__Instruction__: Starting with the line that contains "value-cpu: Intel(R) Core(TM)" and going on through the line that contains "intro-text: Данная программа", rewrite the material with each "8192MB RAM" changed to "16384MB RAM". Give back only those lines, otherwise unaltered.

__Task input__:
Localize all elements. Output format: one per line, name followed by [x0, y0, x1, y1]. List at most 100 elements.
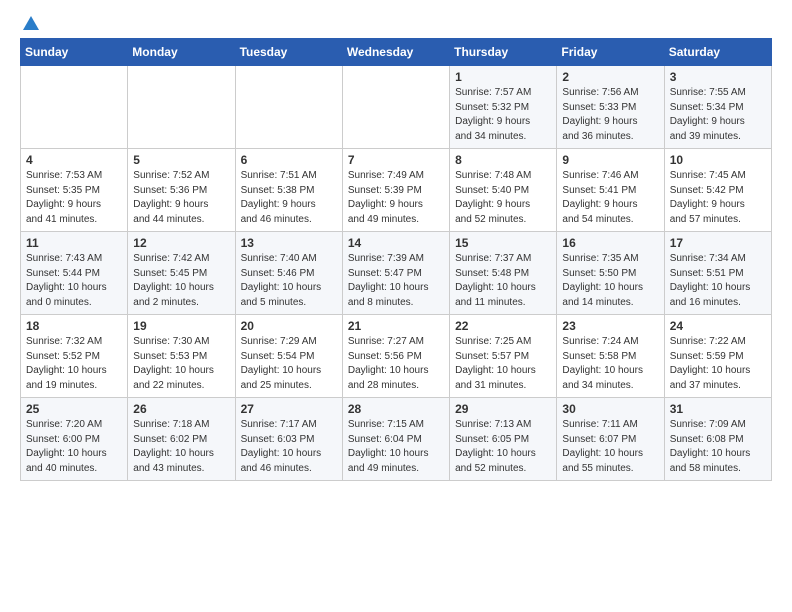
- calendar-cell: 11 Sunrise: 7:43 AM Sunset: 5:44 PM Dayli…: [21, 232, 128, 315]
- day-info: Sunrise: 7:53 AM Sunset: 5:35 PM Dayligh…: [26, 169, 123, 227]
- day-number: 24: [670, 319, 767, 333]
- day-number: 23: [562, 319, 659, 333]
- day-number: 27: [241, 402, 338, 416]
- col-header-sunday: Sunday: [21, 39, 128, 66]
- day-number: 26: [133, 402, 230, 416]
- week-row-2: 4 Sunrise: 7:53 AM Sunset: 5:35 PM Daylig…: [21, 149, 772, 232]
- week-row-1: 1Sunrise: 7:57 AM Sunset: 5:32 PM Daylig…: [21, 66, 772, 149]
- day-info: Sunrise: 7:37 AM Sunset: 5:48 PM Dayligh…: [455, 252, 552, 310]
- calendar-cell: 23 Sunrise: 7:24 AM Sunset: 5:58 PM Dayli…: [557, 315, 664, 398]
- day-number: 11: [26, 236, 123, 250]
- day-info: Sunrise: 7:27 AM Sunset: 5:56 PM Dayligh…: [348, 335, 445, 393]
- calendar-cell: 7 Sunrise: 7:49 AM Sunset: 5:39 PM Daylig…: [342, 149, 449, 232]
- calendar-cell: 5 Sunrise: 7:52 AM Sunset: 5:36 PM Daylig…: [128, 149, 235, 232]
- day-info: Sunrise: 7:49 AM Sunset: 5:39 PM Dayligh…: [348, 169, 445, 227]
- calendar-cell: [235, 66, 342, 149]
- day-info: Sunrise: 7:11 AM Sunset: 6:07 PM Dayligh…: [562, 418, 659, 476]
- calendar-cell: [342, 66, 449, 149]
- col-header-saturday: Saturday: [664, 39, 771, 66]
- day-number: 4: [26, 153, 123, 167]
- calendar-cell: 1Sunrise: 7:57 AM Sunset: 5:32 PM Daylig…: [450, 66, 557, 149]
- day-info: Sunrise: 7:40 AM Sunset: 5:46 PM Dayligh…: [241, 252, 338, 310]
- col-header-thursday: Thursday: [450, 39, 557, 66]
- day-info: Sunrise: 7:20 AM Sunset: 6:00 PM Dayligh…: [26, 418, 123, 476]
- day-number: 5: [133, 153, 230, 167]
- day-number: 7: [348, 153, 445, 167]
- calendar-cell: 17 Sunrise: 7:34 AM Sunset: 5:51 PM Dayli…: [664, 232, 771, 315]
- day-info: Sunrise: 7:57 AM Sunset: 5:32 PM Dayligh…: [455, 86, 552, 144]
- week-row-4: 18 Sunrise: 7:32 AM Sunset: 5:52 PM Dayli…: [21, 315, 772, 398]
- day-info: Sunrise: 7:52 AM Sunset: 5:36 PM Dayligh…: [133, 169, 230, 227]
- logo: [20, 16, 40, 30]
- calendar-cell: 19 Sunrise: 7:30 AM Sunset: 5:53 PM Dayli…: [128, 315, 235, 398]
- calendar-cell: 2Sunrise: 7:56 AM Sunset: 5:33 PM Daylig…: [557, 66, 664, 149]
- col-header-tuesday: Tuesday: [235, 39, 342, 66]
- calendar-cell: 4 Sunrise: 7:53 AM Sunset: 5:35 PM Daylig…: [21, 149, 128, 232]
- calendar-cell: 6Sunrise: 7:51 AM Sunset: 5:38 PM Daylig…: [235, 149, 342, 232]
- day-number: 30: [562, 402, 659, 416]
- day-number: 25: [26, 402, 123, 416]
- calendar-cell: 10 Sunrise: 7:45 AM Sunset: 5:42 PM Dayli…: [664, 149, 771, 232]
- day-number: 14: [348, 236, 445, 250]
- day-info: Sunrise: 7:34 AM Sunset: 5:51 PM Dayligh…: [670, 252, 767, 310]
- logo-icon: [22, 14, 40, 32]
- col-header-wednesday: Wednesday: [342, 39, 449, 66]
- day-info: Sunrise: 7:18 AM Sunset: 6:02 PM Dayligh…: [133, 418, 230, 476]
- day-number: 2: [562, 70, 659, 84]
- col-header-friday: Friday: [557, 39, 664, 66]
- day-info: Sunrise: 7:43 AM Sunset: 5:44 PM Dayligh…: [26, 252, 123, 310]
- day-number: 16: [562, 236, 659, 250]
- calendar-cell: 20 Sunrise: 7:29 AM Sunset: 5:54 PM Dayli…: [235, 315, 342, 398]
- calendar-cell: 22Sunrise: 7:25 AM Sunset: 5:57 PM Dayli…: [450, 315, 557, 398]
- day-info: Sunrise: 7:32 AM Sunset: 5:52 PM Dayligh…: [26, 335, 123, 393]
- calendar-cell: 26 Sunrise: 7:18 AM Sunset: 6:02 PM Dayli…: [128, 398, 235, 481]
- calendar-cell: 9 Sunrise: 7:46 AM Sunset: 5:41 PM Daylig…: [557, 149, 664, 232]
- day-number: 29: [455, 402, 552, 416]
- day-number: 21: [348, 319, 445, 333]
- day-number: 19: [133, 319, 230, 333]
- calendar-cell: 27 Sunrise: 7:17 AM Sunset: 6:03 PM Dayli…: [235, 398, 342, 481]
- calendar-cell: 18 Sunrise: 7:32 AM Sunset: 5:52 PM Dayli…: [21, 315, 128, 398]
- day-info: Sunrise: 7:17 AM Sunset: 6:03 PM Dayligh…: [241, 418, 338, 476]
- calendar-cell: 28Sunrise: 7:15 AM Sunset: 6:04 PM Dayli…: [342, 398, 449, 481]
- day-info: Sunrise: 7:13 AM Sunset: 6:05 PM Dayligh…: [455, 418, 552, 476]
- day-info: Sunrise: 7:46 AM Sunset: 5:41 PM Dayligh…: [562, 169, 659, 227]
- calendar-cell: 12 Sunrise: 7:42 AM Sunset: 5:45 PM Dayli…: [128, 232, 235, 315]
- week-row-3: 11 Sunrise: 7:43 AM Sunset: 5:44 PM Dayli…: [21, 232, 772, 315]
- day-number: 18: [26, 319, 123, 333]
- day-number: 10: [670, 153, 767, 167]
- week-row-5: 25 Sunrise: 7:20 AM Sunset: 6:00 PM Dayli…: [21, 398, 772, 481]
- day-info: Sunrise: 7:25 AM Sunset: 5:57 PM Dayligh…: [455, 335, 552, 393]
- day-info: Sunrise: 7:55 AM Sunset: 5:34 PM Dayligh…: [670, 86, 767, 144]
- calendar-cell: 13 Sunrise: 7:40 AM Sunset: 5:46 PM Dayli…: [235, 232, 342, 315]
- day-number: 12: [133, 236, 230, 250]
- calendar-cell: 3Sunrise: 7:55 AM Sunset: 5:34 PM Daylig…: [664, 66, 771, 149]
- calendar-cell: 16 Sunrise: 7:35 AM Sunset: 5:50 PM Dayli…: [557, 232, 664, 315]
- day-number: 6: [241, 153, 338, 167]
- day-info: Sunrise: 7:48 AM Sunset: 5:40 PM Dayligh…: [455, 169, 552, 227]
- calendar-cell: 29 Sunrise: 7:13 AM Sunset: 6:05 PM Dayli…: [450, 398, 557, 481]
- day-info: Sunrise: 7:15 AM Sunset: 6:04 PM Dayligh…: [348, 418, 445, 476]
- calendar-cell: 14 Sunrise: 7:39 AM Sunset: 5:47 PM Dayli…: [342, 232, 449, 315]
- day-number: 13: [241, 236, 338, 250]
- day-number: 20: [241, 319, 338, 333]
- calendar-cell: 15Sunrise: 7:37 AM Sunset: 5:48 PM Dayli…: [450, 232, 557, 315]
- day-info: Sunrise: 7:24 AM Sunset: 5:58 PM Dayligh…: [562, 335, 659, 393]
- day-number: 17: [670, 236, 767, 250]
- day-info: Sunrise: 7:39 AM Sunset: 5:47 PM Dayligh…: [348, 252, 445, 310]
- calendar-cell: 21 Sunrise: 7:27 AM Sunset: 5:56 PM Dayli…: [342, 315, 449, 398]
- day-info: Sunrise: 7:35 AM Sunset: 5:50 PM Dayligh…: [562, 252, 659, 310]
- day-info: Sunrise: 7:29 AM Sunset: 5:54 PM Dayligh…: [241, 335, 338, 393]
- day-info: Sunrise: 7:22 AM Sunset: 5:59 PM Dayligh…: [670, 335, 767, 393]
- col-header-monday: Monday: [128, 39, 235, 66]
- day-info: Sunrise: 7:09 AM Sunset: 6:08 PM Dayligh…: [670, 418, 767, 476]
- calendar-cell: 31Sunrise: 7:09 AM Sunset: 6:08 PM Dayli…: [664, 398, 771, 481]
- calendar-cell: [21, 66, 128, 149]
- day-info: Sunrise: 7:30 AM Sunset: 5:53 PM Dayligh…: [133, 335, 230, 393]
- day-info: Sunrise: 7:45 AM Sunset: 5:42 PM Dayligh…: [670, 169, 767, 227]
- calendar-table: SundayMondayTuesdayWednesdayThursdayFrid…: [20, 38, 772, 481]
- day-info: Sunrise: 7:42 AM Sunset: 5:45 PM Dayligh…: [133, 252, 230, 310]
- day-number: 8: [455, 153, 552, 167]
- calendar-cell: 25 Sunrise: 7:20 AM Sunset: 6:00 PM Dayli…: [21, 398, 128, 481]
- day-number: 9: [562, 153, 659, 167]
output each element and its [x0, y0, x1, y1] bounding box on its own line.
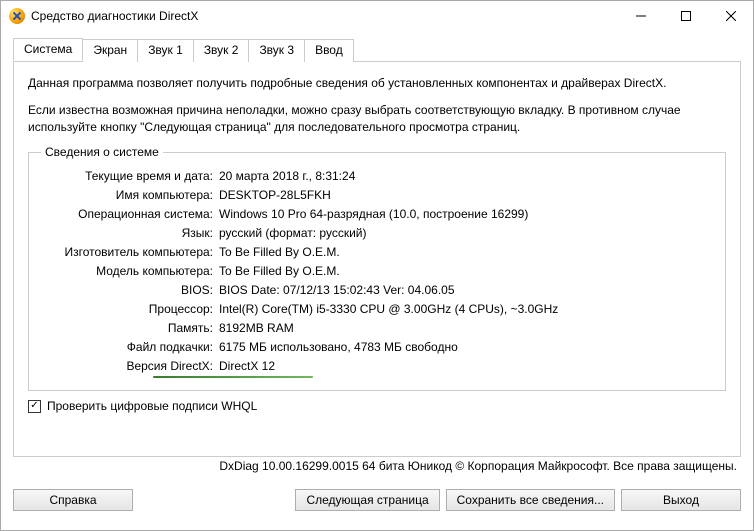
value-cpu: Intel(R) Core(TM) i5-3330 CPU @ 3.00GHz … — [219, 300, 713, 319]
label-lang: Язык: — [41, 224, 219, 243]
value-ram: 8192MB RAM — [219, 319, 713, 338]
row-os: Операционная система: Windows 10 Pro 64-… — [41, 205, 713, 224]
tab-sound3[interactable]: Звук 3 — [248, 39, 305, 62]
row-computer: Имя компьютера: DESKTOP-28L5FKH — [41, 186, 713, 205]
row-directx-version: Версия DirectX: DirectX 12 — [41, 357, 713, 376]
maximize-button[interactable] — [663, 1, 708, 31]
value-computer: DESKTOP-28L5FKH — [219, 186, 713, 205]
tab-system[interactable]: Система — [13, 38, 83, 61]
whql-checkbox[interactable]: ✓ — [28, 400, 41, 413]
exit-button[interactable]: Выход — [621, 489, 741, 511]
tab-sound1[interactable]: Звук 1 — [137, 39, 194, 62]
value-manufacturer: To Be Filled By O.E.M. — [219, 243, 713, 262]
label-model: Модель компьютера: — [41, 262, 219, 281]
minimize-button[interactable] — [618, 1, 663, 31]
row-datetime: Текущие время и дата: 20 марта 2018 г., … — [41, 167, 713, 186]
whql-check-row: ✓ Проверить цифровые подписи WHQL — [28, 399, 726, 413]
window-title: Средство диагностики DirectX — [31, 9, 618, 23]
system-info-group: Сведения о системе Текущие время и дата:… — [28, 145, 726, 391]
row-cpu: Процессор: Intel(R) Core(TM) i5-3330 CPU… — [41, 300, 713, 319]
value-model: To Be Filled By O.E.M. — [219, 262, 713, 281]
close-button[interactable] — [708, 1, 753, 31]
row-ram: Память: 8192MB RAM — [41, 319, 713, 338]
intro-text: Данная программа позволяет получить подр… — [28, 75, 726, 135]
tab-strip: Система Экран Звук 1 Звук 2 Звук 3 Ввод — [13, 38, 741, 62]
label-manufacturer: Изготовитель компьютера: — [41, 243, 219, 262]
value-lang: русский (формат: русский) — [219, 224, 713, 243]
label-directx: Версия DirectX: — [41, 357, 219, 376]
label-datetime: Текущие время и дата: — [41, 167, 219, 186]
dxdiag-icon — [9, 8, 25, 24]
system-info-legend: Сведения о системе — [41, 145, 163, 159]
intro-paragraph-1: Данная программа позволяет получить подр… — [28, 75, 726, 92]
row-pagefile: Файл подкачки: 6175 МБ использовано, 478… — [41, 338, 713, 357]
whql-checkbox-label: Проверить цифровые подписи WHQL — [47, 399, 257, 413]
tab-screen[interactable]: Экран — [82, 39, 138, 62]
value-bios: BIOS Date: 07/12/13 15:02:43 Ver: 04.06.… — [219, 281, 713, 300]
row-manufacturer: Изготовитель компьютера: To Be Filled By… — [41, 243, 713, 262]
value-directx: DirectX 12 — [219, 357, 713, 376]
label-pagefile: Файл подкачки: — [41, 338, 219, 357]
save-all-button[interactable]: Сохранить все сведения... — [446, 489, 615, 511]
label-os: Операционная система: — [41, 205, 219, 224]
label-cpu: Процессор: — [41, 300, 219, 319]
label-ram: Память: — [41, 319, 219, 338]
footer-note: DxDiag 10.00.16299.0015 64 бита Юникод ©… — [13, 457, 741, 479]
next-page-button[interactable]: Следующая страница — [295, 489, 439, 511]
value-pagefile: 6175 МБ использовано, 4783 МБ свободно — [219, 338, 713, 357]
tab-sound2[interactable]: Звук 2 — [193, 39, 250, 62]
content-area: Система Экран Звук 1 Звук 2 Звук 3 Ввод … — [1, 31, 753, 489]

__Completed task__:
value-cpu: Intel(R) Core(TM) i5-3330 CPU @ 3.00GHz … — [219, 300, 713, 319]
label-lang: Язык: — [41, 224, 219, 243]
value-ram: 16384MB RAM — [219, 319, 713, 338]
row-os: Операционная система: Windows 10 Pro 64-… — [41, 205, 713, 224]
tab-sound3[interactable]: Звук 3 — [248, 39, 305, 62]
row-computer: Имя компьютера: DESKTOP-28L5FKH — [41, 186, 713, 205]
row-directx-version: Версия DirectX: DirectX 12 — [41, 357, 713, 376]
maximize-button[interactable] — [663, 1, 708, 31]
value-computer: DESKTOP-28L5FKH — [219, 186, 713, 205]
tab-system[interactable]: Система — [13, 38, 83, 61]
whql-checkbox[interactable]: ✓ — [28, 400, 41, 413]
exit-button[interactable]: Выход — [621, 489, 741, 511]
tab-sound1[interactable]: Звук 1 — [137, 39, 194, 62]
value-manufacturer: To Be Filled By O.E.M. — [219, 243, 713, 262]
label-model: Модель компьютера: — [41, 262, 219, 281]
minimize-button[interactable] — [618, 1, 663, 31]
row-datetime: Текущие время и дата: 20 марта 2018 г., … — [41, 167, 713, 186]
whql-check-row: ✓ Проверить цифровые подписи WHQL — [28, 399, 726, 413]
window-title: Средство диагностики DirectX — [31, 9, 618, 23]
system-info-group: Сведения о системе Текущие время и дата:… — [28, 145, 726, 391]
row-cpu: Процессор: Intel(R) Core(TM) i5-3330 CPU… — [41, 300, 713, 319]
value-model: To Be Filled By O.E.M. — [219, 262, 713, 281]
close-button[interactable] — [708, 1, 753, 31]
row-ram: Память: 16384MB RAM — [41, 319, 713, 338]
intro-text: Данная программа позволяет получить подр… — [28, 75, 726, 135]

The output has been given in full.